[Data entries]
════════

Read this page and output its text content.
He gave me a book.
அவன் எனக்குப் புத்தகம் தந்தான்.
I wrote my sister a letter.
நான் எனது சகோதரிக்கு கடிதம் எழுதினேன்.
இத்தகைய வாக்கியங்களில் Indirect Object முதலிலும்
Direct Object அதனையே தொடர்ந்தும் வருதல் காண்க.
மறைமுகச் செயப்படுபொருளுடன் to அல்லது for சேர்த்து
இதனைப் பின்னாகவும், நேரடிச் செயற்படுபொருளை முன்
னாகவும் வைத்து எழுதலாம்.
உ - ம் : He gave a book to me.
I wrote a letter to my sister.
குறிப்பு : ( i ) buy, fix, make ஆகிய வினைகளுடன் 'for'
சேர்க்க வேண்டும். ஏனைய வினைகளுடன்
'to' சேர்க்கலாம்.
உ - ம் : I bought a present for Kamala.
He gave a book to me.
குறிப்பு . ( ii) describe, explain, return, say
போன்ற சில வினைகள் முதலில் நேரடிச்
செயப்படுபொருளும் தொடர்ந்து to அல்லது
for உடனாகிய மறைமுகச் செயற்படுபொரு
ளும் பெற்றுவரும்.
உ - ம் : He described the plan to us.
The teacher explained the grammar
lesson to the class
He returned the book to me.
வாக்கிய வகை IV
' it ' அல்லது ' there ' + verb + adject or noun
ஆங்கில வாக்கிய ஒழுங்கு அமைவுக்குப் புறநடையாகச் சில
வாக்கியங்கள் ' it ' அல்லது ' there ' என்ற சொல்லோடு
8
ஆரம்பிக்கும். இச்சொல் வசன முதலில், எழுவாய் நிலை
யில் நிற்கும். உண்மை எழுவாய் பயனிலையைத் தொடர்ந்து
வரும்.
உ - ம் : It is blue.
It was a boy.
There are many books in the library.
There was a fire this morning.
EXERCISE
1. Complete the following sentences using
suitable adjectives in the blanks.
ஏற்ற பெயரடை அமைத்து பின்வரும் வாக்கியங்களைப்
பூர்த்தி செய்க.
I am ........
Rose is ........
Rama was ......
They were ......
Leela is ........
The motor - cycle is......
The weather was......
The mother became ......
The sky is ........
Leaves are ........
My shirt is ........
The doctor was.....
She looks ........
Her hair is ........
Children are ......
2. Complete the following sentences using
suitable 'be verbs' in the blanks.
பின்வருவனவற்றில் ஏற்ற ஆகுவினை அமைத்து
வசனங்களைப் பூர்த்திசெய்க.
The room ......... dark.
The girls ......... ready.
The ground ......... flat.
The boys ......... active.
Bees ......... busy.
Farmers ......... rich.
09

════════

Work to be completed —
Would you copy out each line exactly as written?

Reply —
Read this page and output its text content.
He gave me a book.
அவன் எனக்குப் புத்தகம் தந்தான்.
I wrote my sister a letter.
நான் எனது சகோதரிக்கு கடிதம் எழுதினேன்.
இத்தகைய வாக்கியங்களில் Indirect Object முதலிலும்
Direct Object அதனையே தொடர்ந்தும் வருதல் காண்க.
மறைமுகச் செயப்படுபொருளுடன் to அல்லது for சேர்த்து
இதனைப் பின்னாகவும், நேரடிச் செயற்படுபொருளை முன்
னாகவும் வைத்து எழுதலாம்.
உ - ம் : He gave a book to me.
I wrote a letter to my sister.
குறிப்பு : ( i ) buy, fix, make ஆகிய வினைகளுடன் 'for'
சேர்க்க வேண்டும். ஏனைய வினைகளுடன்
'to' சேர்க்கலாம்.
உ - ம் : I bought a present for Kamala.
He gave a book to me.
குறிப்பு . ( ii) describe, explain, return, say
போன்ற சில வினைகள் முதலில் நேரடிச்
செயப்படுபொருளும் தொடர்ந்து to அல்லது
for உடனாகிய மறைமுகச் செயற்படுபொரு
ளும் பெற்றுவரும்.
உ - ம் : He described the plan to us.
The teacher explained the grammar
lesson to the class
He returned the book to me.
வாக்கிய வகை IV
' it ' அல்லது ' there ' + verb + adject or noun
ஆங்கில வாக்கிய ஒழுங்கு அமைவுக்குப் புறநடையாகச் சில
வாக்கியங்கள் ' it ' அல்லது ' there ' என்ற சொல்லோடு
8
ஆரம்பிக்கும். இச்சொல் வசன முதலில், எழுவாய் நிலை
யில் நிற்கும். உண்மை எழுவாய் பயனிலையைத் தொடர்ந்து
வரும்.
உ - ம் : It is blue.
It was a boy.
There are many books in the library.
There was a fire this morning.
EXERCISE
1. Complete the following sentences using
suitable adjectives in the blanks.
ஏற்ற பெயரடை அமைத்து பின்வரும் வாக்கியங்களைப்
பூர்த்தி செய்க.
I am ........
Rose is ........
Rama was ......
They were ......
Leela is ........
The motor - cycle is......
The weather was......
The mother became ......
The sky is ........
Leaves are ........
My shirt is ........
The doctor was.....
She looks ........
Her hair is ........
Children are ......
2. Complete the following sentences using
suitable 'be verbs' in the blanks.
பின்வருவனவற்றில் ஏற்ற ஆகுவினை அமைத்து
வசனங்களைப் பூர்த்திசெய்க.
The room ......... dark.
The girls ......... ready.
The ground ......... flat.
The boys ......... active.
Bees ......... busy.
Farmers ......... rich.
09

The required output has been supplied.